* [Instructions for the task]:
In the listing below, locate the lines bearing the word "Body". Copy every one of them.

****************

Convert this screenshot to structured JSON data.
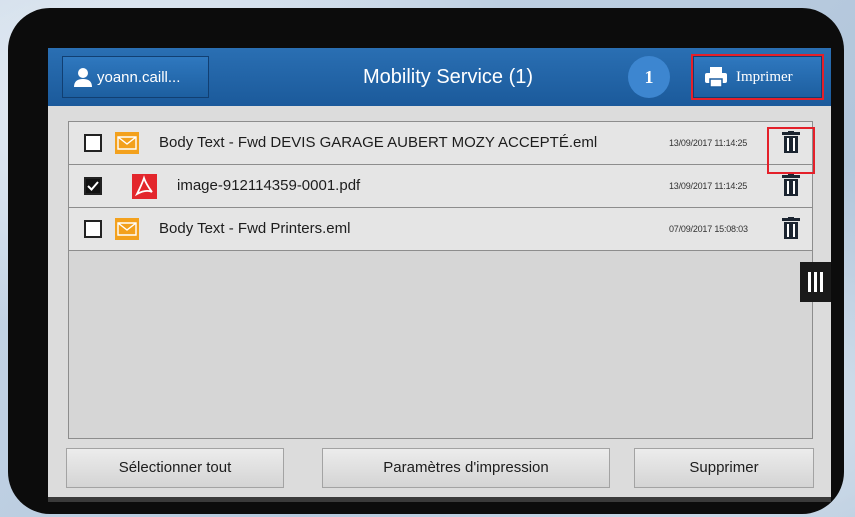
{
  "header": {
    "user": "yoann.caill...",
    "title": "Mobility Service (1)",
    "count": "1",
    "print_label": "Imprimer"
  },
  "files": [
    {
      "name": "Body Text - Fwd DEVIS GARAGE AUBERT MOZY ACCEPTÉ.eml",
      "date": "13/09/2017 11:14:25",
      "type": "email-icon",
      "checked": false
    },
    {
      "name": "image-912114359-0001.pdf",
      "date": "13/09/2017 11:14:25",
      "type": "pdf-icon",
      "checked": true
    },
    {
      "name": "Body Text - Fwd Printers.eml",
      "date": "07/09/2017 15:08:03",
      "type": "email-icon",
      "checked": false
    }
  ],
  "footer": {
    "select_all": "Sélectionner tout",
    "print_settings": "Paramètres d'impression",
    "delete": "Supprimer"
  },
  "colors": {
    "header_blue": "#1b5a9b",
    "highlight_red": "#e4202a",
    "email_orange": "#f3a11d",
    "pdf_red": "#e3262c"
  }
}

****************

* [Completed exercise]:
      "name": "Body Text - Fwd DEVIS GARAGE AUBERT MOZY ACCEPTÉ.eml",
      "name": "Body Text - Fwd Printers.eml",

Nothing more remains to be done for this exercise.